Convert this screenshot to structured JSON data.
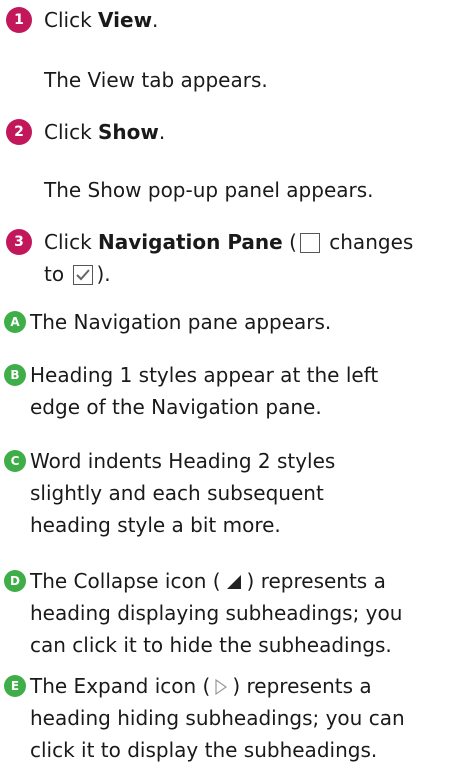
{
  "steps": [
    {
      "number": "1",
      "prefix": "Click ",
      "bold": "View",
      "suffix": ".",
      "result": "The View tab appears."
    },
    {
      "number": "2",
      "prefix": "Click ",
      "bold": "Show",
      "suffix": ".",
      "result": "The Show pop-up panel appears."
    },
    {
      "number": "3",
      "prefix": "Click ",
      "bold": "Navigation Pane",
      "middle1": " (",
      "middle2": " changes",
      "line2a": "to ",
      "line2b": ")."
    }
  ],
  "callouts": [
    {
      "letter": "A",
      "text": "The Navigation pane appears."
    },
    {
      "letter": "B",
      "line1": "Heading 1 styles appear at the left",
      "line2": "edge of the Navigation pane."
    },
    {
      "letter": "C",
      "line1": "Word indents Heading 2 styles",
      "line2": "slightly and each subsequent",
      "line3": "heading style a bit more."
    },
    {
      "letter": "D",
      "line1a": "The Collapse icon (",
      "line1b": ") represents a",
      "line2": "heading displaying subheadings; you",
      "line3": "can click it to hide the subheadings."
    },
    {
      "letter": "E",
      "line1a": "The Expand icon (",
      "line1b": ") represents a",
      "line2": "heading hiding subheadings; you can",
      "line3": "click it to display the subheadings."
    }
  ],
  "icons": {
    "step_badge_color": "#c2185b",
    "callout_badge_color": "#3fae49",
    "unchecked": "checkbox-unchecked-icon",
    "checked": "checkbox-checked-icon",
    "collapse": "collapse-triangle-icon",
    "expand": "expand-triangle-icon"
  }
}
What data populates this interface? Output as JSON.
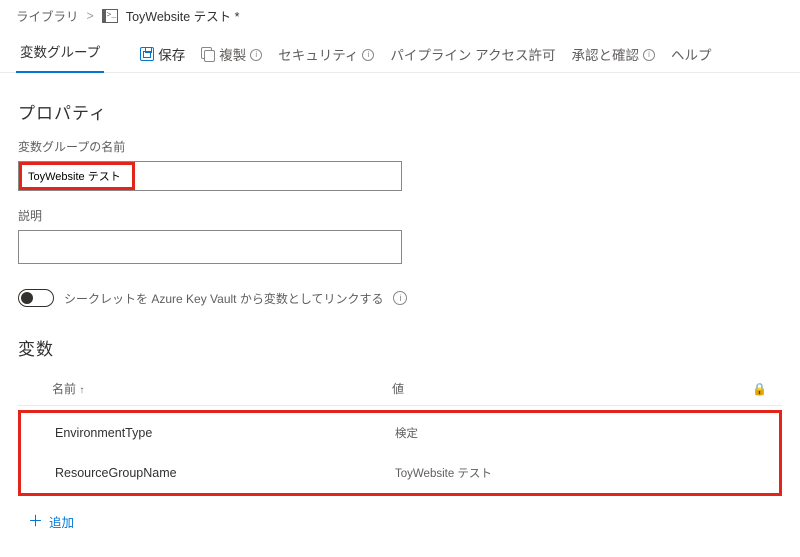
{
  "breadcrumb": {
    "root": "ライブラリ",
    "title": "ToyWebsite テスト *"
  },
  "toolbar": {
    "tab_label": "変数グループ",
    "save": "保存",
    "clone": "複製",
    "security": "セキュリティ",
    "pipeline_perms": "パイプライン アクセス許可",
    "approvals": "承認と確認",
    "help": "ヘルプ"
  },
  "props": {
    "section": "プロパティ",
    "name_label": "変数グループの名前",
    "name_value": "ToyWebsite テスト",
    "desc_label": "説明",
    "desc_value": "",
    "kv_toggle": "シークレットを Azure Key Vault から変数としてリンクする"
  },
  "vars": {
    "section": "変数",
    "col_name": "名前",
    "col_value": "値",
    "rows": [
      {
        "name": "EnvironmentType",
        "value": "検定"
      },
      {
        "name": "ResourceGroupName",
        "value": "ToyWebsite テスト"
      }
    ],
    "add": "追加"
  }
}
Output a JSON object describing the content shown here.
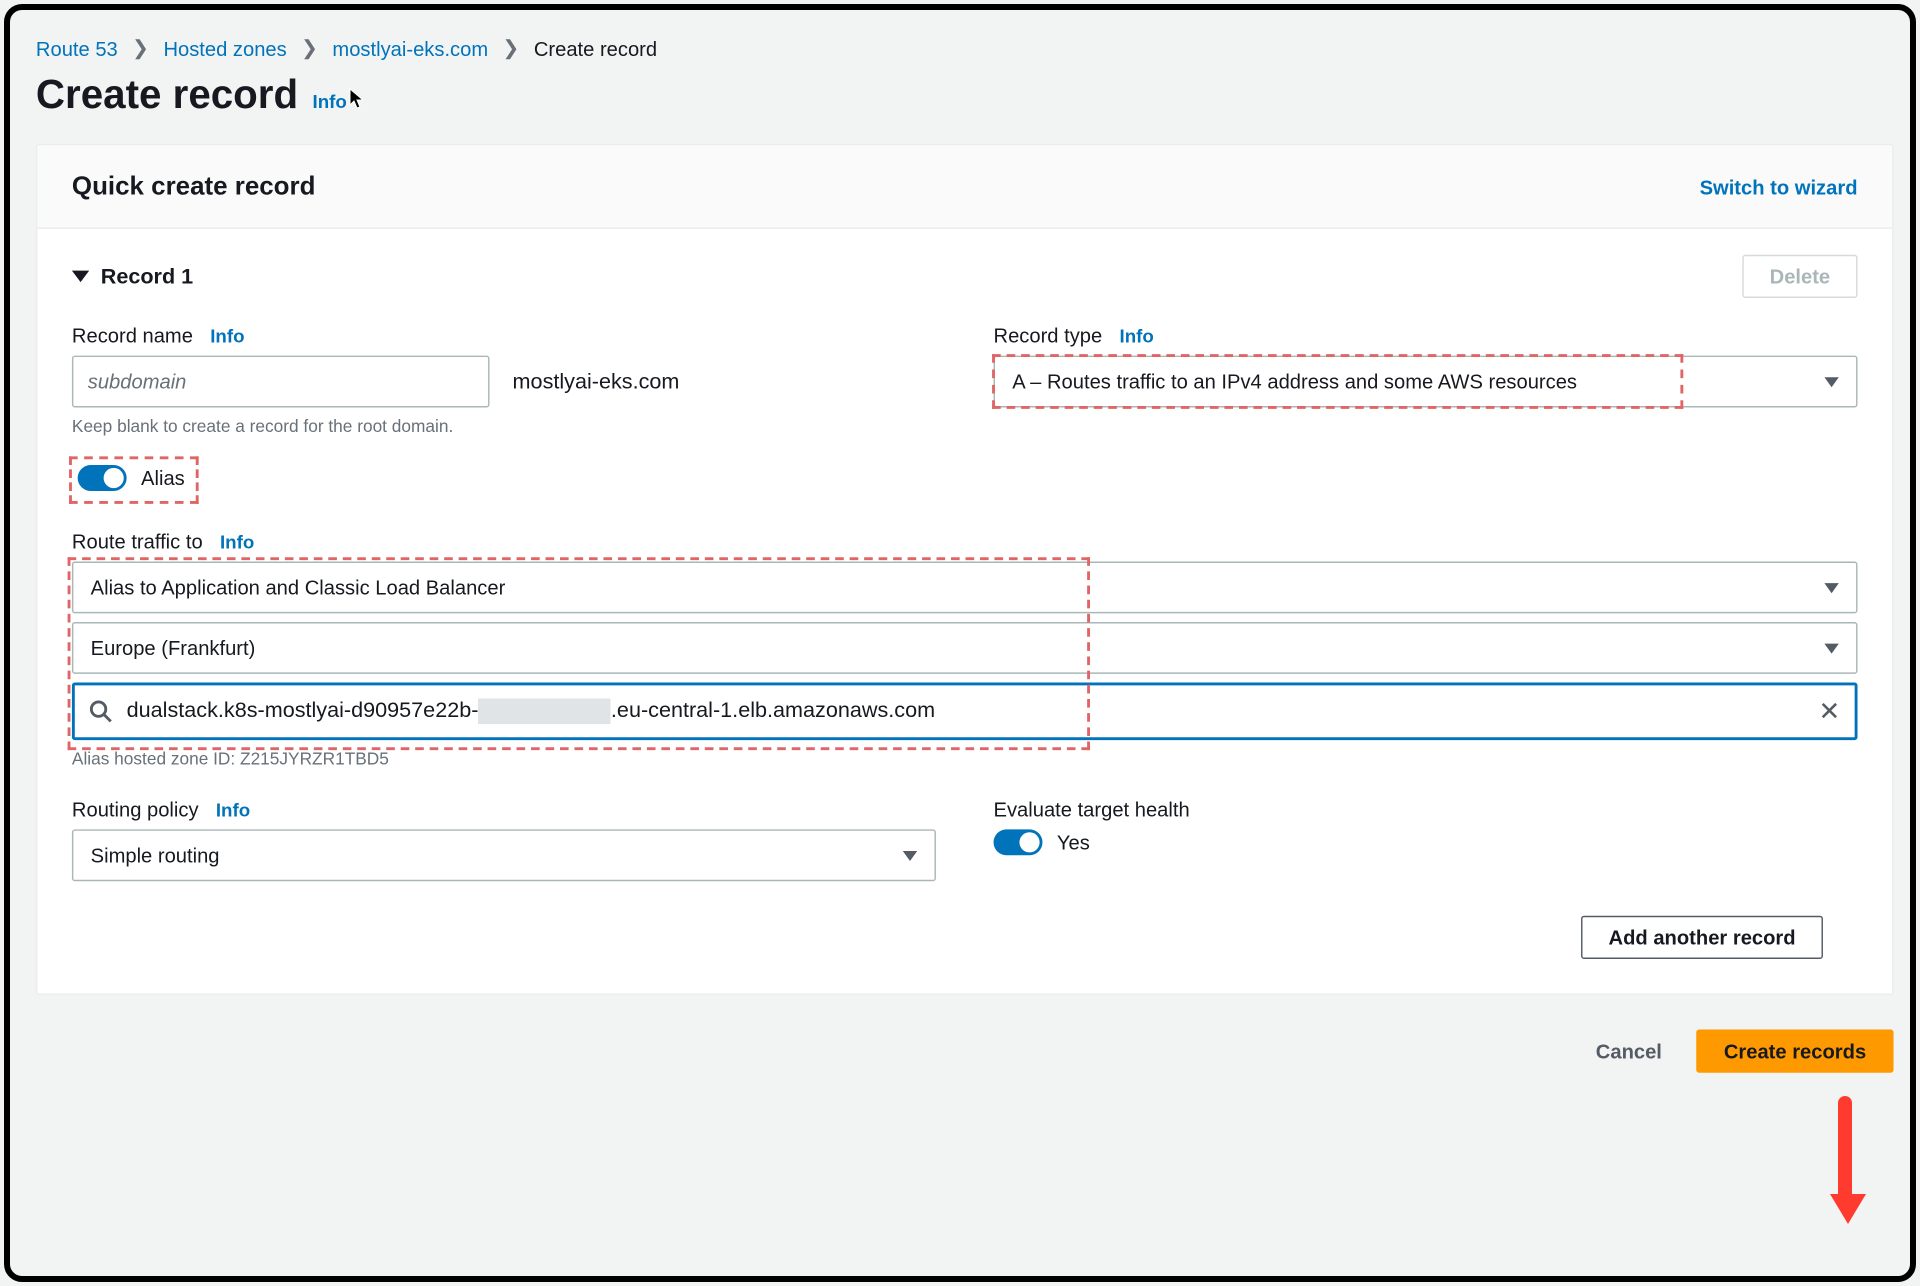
{
  "breadcrumb": {
    "items": [
      "Route 53",
      "Hosted zones",
      "mostlyai-eks.com"
    ],
    "current": "Create record"
  },
  "page_title": "Create record",
  "info_label": "Info",
  "panel_title": "Quick create record",
  "switch_link": "Switch to wizard",
  "record": {
    "title": "Record 1",
    "delete_label": "Delete",
    "name_label": "Record name",
    "name_placeholder": "subdomain",
    "domain_suffix": "mostlyai-eks.com",
    "name_hint": "Keep blank to create a record for the root domain.",
    "type_label": "Record type",
    "type_value": "A – Routes traffic to an IPv4 address and some AWS resources",
    "alias_label": "Alias",
    "route_label": "Route traffic to",
    "route_endpoint_type": "Alias to Application and Classic Load Balancer",
    "route_region": "Europe (Frankfurt)",
    "route_target_prefix": "dualstack.k8s-mostlyai-d90957e22b-",
    "route_target_suffix": ".eu-central-1.elb.amazonaws.com",
    "alias_zone_hint": "Alias hosted zone ID: Z215JYRZR1TBD5",
    "routing_policy_label": "Routing policy",
    "routing_policy_value": "Simple routing",
    "eval_health_label": "Evaluate target health",
    "eval_health_value": "Yes"
  },
  "footer": {
    "add_another": "Add another record",
    "cancel": "Cancel",
    "create": "Create records"
  }
}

================================

_To be done:_
From the line that contains "Output a JSON" to the end of the material above, output every line exactly, both ends included, but leave out any pictures.

_Expected answer:_
Output a JSON object describing the content shown here.
{
  "breadcrumb": {
    "items": [
      "Route 53",
      "Hosted zones",
      "mostlyai-eks.com"
    ],
    "current": "Create record"
  },
  "page_title": "Create record",
  "info_label": "Info",
  "panel_title": "Quick create record",
  "switch_link": "Switch to wizard",
  "record": {
    "title": "Record 1",
    "delete_label": "Delete",
    "name_label": "Record name",
    "name_placeholder": "subdomain",
    "domain_suffix": "mostlyai-eks.com",
    "name_hint": "Keep blank to create a record for the root domain.",
    "type_label": "Record type",
    "type_value": "A – Routes traffic to an IPv4 address and some AWS resources",
    "alias_label": "Alias",
    "route_label": "Route traffic to",
    "route_endpoint_type": "Alias to Application and Classic Load Balancer",
    "route_region": "Europe (Frankfurt)",
    "route_target_prefix": "dualstack.k8s-mostlyai-d90957e22b-",
    "route_target_suffix": ".eu-central-1.elb.amazonaws.com",
    "alias_zone_hint": "Alias hosted zone ID: Z215JYRZR1TBD5",
    "routing_policy_label": "Routing policy",
    "routing_policy_value": "Simple routing",
    "eval_health_label": "Evaluate target health",
    "eval_health_value": "Yes"
  },
  "footer": {
    "add_another": "Add another record",
    "cancel": "Cancel",
    "create": "Create records"
  }
}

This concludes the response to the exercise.